Task objective - What follows is a listing; restate every line of it word for word.

Listing -
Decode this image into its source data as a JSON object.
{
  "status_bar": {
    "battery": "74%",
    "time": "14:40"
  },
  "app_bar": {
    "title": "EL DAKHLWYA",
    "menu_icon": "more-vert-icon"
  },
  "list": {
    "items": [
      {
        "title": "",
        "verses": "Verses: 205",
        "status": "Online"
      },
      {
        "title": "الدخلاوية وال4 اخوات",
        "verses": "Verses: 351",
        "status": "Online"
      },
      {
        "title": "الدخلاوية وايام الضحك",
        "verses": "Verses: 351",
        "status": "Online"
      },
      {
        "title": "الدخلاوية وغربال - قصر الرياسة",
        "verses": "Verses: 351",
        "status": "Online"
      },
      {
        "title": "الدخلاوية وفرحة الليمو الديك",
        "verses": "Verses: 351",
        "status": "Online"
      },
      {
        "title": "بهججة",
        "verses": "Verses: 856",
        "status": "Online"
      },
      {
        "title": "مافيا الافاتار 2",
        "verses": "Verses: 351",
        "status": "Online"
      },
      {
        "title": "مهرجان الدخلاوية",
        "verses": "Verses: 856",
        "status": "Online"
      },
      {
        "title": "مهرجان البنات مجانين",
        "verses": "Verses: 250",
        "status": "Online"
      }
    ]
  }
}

Exercise result -
Decode this image into its source data as a JSON object.
{
  "status_bar": {
    "battery": "74%",
    "time": "14:40"
  },
  "app_bar": {
    "title": "EL DAKHLWYA",
    "menu_icon": "more-vert-icon"
  },
  "list": {
    "items": [
      {
        "title": "",
        "verses": "Verses: 205",
        "status": "Online"
      },
      {
        "title": "الدخلاوية وال4 اخوات",
        "verses": "Verses: 351",
        "status": "Online"
      },
      {
        "title": "الدخلاوية وايام الضحك",
        "verses": "Verses: 351",
        "status": "Online"
      },
      {
        "title": "الدخلاوية وغربال - قصر الرياسة",
        "verses": "Verses: 351",
        "status": "Online"
      },
      {
        "title": "الدخلاوية وفرحة الليمو الديك",
        "verses": "Verses: 351",
        "status": "Online"
      },
      {
        "title": "بهججة",
        "verses": "Verses: 856",
        "status": "Online"
      },
      {
        "title": "مافيا الافاتار 2",
        "verses": "Verses: 351",
        "status": "Online"
      },
      {
        "title": "مهرجان الدخلاوية",
        "verses": "Verses: 856",
        "status": "Online"
      },
      {
        "title": "مهرجان البنات مجانين",
        "verses": "Verses: 250",
        "status": "Online"
      }
    ]
  }
}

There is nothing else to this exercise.